» **Written request**
Copy out each line of the material below that holds the string "desenvolupat".

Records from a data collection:
====
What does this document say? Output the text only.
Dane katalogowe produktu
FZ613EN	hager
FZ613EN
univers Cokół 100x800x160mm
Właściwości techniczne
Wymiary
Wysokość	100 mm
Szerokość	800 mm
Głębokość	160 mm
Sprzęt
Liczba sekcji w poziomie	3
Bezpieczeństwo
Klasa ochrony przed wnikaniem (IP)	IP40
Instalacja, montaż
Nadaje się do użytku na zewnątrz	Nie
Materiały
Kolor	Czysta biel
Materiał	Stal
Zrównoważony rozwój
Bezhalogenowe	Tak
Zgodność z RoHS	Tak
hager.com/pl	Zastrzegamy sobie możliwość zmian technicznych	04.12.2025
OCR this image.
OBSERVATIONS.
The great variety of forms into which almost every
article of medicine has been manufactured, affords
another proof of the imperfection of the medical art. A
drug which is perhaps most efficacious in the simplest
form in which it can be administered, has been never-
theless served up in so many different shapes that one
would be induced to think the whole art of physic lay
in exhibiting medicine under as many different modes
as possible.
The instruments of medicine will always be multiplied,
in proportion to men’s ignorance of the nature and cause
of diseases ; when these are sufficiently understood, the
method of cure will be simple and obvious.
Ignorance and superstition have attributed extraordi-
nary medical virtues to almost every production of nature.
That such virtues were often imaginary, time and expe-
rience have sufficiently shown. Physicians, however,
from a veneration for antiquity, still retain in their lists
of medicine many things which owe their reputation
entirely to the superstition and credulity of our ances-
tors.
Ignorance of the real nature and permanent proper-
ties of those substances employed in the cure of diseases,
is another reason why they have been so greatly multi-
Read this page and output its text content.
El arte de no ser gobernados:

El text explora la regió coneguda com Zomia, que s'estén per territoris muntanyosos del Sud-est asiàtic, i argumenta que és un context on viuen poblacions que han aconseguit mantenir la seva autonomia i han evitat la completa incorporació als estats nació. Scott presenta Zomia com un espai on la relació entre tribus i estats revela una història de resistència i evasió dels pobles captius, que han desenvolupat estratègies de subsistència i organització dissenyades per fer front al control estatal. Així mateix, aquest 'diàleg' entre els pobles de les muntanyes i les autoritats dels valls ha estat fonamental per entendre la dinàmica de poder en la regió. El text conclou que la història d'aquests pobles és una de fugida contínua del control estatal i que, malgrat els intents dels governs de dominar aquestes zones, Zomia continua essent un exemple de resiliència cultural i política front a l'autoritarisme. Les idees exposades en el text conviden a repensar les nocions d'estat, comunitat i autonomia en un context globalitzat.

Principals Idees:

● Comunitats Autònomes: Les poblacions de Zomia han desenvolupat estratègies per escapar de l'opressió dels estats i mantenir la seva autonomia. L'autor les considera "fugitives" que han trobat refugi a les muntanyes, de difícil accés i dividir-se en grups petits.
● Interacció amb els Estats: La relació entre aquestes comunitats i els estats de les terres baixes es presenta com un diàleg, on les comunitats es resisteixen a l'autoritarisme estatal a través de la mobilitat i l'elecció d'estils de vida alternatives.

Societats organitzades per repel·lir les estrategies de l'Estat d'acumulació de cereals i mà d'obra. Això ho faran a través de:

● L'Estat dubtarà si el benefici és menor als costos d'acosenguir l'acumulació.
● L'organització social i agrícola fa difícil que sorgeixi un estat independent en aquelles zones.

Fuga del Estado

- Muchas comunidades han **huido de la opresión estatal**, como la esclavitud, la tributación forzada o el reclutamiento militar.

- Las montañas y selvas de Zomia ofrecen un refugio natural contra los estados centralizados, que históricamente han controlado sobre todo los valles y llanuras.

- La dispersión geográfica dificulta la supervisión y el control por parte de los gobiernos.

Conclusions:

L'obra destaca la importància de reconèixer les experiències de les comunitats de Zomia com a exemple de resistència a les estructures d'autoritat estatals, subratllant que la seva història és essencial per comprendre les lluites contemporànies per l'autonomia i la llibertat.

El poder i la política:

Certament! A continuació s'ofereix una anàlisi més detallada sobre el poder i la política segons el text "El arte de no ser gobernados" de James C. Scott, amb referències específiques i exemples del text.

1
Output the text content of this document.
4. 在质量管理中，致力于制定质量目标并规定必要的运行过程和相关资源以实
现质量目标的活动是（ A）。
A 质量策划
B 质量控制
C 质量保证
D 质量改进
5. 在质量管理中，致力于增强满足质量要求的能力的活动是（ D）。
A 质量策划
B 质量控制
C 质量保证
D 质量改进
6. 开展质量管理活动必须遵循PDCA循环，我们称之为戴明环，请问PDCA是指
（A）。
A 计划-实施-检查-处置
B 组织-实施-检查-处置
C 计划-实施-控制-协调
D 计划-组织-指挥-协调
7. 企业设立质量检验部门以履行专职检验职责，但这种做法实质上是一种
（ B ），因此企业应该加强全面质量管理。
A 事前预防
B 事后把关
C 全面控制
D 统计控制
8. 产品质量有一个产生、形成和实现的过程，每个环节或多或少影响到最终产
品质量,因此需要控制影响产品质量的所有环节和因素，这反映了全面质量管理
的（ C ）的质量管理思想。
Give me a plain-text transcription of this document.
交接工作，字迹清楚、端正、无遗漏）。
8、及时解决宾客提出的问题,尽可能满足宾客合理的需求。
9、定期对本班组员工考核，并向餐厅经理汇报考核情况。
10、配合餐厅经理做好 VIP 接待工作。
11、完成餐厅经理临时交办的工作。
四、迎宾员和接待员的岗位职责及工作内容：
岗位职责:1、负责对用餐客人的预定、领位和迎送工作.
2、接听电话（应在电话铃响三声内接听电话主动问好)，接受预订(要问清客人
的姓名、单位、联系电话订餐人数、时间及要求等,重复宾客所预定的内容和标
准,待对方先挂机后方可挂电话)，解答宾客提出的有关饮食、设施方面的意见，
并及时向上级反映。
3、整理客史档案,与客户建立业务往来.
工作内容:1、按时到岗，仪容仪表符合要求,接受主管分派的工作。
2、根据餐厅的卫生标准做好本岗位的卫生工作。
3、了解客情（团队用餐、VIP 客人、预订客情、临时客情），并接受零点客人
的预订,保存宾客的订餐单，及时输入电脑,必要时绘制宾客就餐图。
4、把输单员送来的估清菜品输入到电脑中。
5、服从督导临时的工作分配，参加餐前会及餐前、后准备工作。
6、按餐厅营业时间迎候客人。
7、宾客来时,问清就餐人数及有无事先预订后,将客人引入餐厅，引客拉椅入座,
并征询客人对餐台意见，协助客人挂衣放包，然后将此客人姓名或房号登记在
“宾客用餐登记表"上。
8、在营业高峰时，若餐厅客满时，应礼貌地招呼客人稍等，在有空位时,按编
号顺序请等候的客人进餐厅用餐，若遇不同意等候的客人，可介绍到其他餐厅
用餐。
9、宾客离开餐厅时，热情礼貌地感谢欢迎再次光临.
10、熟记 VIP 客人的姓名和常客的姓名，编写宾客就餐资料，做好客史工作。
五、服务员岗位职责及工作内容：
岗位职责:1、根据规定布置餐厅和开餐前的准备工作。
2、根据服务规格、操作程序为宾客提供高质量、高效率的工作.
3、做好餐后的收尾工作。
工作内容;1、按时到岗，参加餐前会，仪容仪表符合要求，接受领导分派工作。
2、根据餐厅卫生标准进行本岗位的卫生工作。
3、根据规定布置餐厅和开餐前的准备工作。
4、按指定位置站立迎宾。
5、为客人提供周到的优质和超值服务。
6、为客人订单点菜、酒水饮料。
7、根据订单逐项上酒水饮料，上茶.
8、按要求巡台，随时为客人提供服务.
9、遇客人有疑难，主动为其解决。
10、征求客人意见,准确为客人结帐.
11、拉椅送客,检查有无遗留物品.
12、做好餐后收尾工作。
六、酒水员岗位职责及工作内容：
====
» **Output**
El text explora la regió coneguda com Zomia, que s'estén per territoris muntanyosos del Sud-est asiàtic, i argumenta que és un context on viuen poblacions que han aconseguit mantenir la seva autonomia i han evitat la completa incorporació als estats nació. Scott presenta Zomia com un espai on la relació entre tribus i estats revela una història de resistència i evasió dels pobles captius, que han desenvolupat estratègies de subsistència i organització dissenyades per fer front al control estatal. Així mateix, aquest 'diàleg' entre els pobles de les muntanyes i les autoritats dels valls ha estat fonamental per entendre la dinàmica de poder en la regió. El text conclou que la història d'aquests pobles és una de fugida contínua del control estatal i que, malgrat els intents dels governs de dominar aquestes zones, Zomia continua essent un exemple de resiliència cultural i política front a l'autoritarisme. Les idees exposades en el text conviden a repensar les nocions d'estat, comunitat i autonomia en un context globalitzat.
● Comunitats Autònomes: Les poblacions de Zomia han desenvolupat estratègies per escapar de l'opressió dels estats i mantenir la seva autonomia. L'autor les considera "fugitives" que han trobat refugi a les muntanyes, de difícil accés i dividir-se en grups petits.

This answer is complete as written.